* [GIVEN PROBLEM] Pull out every line below that contains the word "this".

* [LISTING]
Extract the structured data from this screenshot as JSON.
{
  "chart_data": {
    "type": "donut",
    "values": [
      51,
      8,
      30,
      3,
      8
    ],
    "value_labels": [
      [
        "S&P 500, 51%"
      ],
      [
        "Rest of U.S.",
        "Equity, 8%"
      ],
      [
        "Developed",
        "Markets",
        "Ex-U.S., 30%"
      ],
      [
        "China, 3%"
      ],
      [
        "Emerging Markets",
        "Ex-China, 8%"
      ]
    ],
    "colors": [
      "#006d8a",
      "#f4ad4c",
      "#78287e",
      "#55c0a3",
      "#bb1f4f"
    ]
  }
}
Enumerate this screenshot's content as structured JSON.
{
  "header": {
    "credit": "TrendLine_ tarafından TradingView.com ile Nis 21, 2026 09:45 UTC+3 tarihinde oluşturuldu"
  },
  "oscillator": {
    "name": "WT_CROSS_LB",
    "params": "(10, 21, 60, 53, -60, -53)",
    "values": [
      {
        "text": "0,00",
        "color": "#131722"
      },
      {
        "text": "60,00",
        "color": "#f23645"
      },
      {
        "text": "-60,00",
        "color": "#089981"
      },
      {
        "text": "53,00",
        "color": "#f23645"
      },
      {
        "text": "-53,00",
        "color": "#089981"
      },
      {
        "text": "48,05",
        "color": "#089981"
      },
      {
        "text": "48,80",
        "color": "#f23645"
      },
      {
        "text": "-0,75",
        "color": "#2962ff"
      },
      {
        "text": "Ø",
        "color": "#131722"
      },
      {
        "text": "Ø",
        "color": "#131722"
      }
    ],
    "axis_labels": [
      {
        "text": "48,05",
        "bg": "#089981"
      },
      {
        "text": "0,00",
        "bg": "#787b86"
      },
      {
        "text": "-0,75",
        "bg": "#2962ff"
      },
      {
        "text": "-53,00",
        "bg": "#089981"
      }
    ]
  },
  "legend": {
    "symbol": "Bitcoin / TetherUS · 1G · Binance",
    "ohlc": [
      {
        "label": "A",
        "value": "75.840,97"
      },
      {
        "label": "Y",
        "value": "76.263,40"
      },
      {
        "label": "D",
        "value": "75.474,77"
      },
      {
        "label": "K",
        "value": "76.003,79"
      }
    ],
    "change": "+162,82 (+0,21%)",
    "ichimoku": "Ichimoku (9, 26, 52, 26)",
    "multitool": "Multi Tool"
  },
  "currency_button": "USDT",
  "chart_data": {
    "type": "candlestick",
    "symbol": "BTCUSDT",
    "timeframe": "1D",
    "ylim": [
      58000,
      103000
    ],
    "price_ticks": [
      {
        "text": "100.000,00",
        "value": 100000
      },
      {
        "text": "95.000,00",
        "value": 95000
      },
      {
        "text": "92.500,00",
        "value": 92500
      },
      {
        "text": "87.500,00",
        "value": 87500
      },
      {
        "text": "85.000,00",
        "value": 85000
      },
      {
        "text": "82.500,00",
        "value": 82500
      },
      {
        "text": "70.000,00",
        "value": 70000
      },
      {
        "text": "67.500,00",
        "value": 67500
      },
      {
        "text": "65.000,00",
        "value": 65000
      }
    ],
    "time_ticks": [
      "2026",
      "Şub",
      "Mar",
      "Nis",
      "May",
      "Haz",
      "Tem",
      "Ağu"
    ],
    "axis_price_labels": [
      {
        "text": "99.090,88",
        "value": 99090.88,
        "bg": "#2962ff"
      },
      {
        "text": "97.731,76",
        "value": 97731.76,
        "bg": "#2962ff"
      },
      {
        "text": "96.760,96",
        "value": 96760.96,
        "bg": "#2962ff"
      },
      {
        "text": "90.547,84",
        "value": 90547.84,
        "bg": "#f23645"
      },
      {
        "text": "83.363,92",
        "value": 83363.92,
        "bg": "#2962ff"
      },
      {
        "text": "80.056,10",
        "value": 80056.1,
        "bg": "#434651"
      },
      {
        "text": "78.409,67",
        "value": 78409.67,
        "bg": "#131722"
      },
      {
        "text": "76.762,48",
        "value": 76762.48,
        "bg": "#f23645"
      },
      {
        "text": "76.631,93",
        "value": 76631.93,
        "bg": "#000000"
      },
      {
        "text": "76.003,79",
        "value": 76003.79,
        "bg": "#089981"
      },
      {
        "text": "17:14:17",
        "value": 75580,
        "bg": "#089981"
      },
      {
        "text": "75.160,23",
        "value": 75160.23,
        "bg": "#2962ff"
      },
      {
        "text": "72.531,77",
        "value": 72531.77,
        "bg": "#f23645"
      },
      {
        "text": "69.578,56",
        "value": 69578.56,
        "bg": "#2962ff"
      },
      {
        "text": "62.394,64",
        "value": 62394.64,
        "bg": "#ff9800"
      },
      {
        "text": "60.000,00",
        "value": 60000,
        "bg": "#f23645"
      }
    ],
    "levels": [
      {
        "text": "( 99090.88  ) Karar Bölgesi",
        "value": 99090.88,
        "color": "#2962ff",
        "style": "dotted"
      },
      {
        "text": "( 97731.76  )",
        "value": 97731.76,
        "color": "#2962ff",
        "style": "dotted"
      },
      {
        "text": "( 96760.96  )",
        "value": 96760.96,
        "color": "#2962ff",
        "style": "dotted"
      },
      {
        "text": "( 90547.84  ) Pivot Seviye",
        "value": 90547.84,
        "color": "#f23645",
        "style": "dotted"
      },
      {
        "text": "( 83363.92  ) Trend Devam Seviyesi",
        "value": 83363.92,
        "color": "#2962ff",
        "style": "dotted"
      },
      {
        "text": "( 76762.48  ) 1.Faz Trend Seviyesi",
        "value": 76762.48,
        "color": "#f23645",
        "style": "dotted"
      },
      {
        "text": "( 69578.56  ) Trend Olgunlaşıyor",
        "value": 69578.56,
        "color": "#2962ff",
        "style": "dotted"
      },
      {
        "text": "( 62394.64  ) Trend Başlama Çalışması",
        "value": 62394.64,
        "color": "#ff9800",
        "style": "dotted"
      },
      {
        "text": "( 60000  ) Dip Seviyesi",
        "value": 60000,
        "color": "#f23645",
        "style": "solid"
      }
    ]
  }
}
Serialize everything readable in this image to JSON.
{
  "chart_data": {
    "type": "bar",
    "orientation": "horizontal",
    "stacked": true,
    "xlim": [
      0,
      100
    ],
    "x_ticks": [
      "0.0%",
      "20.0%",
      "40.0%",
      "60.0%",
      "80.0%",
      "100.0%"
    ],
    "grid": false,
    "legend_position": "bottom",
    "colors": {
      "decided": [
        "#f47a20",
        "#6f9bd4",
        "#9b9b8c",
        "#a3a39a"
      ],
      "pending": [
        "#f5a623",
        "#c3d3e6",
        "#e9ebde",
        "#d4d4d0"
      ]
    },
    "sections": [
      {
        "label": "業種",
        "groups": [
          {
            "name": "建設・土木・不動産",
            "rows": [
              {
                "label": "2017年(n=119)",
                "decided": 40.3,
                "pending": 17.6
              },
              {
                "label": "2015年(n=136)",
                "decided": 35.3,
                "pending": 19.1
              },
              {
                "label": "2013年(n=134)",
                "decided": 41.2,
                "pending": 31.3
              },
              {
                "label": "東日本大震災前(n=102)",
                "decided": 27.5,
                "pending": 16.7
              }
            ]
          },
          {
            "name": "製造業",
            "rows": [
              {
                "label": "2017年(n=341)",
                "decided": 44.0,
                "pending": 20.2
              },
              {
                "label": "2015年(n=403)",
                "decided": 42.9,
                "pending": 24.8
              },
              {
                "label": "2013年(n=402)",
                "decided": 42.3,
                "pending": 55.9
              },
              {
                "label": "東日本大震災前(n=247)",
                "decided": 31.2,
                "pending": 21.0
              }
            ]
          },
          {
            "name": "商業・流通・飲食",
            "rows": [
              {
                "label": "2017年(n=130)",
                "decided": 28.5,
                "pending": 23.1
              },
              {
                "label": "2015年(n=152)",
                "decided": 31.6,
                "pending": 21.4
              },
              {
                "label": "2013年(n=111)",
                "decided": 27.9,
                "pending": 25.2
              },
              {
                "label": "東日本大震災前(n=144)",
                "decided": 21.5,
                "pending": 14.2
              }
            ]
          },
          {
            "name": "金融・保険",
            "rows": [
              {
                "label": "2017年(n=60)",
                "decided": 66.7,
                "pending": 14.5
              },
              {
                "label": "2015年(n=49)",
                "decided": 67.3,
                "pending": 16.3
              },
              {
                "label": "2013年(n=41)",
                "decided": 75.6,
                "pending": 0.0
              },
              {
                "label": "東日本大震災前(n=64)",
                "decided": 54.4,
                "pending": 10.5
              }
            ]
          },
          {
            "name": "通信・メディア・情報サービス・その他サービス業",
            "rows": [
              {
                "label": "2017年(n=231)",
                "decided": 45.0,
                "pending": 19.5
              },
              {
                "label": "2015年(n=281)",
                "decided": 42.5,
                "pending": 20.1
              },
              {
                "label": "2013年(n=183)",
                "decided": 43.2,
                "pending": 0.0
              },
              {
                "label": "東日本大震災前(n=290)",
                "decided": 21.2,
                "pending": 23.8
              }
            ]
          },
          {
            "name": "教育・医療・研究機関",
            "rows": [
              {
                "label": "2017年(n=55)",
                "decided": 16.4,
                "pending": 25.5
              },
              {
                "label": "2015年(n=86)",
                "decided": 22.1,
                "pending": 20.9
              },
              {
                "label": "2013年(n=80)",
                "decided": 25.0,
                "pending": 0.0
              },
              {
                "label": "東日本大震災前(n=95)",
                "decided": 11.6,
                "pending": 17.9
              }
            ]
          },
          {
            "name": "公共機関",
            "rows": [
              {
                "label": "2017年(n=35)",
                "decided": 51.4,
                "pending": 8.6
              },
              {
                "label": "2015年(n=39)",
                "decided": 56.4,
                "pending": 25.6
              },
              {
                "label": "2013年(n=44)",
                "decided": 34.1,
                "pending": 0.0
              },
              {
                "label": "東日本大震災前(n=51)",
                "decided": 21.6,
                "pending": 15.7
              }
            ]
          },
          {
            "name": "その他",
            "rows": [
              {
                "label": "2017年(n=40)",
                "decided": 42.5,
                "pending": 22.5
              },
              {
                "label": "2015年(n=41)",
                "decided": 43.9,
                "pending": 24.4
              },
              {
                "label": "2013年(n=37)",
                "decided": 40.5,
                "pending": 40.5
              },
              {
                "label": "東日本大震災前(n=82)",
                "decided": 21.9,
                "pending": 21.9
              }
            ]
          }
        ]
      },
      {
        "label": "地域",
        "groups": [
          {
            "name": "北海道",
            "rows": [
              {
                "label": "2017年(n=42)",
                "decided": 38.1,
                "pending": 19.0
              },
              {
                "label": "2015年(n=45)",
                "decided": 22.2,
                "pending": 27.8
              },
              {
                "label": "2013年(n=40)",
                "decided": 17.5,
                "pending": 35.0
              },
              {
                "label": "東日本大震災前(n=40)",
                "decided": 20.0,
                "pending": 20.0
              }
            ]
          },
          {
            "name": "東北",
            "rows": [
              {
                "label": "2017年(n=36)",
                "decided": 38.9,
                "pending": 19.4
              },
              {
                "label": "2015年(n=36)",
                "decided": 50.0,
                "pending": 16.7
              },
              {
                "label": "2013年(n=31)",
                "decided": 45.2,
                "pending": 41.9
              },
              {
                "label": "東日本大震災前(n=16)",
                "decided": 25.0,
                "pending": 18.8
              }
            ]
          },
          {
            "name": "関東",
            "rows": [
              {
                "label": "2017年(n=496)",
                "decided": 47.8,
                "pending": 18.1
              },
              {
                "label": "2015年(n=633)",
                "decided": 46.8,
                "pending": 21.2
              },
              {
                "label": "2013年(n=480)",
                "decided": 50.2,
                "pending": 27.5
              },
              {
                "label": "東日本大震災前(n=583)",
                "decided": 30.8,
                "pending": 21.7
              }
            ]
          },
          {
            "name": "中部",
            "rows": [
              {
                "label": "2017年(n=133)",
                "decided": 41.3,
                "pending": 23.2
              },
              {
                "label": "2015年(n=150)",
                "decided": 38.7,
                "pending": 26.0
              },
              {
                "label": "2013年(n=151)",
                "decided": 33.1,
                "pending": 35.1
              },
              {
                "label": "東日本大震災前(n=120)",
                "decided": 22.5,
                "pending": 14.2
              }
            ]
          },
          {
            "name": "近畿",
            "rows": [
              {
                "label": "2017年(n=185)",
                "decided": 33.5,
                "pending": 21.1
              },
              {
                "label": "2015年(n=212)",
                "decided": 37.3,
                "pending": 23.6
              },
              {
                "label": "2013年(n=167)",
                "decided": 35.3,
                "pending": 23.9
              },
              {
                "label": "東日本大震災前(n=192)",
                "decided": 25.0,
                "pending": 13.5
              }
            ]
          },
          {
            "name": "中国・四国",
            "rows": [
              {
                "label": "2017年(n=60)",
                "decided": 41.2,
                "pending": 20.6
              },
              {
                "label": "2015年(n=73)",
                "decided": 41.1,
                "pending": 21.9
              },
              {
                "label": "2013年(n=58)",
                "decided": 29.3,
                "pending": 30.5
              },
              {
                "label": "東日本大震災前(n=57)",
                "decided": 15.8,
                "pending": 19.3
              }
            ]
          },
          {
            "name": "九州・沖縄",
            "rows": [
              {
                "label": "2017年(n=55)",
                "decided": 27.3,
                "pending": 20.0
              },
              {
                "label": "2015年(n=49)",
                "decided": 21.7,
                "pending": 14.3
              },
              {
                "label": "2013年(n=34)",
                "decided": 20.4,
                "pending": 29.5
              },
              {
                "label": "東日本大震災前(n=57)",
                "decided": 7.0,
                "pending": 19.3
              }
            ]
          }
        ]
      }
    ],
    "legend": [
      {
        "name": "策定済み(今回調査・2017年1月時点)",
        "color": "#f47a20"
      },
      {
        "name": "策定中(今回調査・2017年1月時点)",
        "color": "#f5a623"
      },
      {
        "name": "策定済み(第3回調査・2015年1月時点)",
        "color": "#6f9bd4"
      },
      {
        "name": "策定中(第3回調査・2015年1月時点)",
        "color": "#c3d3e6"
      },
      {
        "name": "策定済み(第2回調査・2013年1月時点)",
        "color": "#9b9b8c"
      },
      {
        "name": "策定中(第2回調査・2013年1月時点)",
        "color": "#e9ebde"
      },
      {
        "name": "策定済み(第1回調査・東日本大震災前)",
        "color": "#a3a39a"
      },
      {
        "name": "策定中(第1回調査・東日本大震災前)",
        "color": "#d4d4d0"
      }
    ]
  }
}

* [EXERCISE RESPONSE]
Extract the structured data from this screenshot as JSON.
Enumerate this screenshot's content as structured JSON.
Serialize everything readable in this image to JSON.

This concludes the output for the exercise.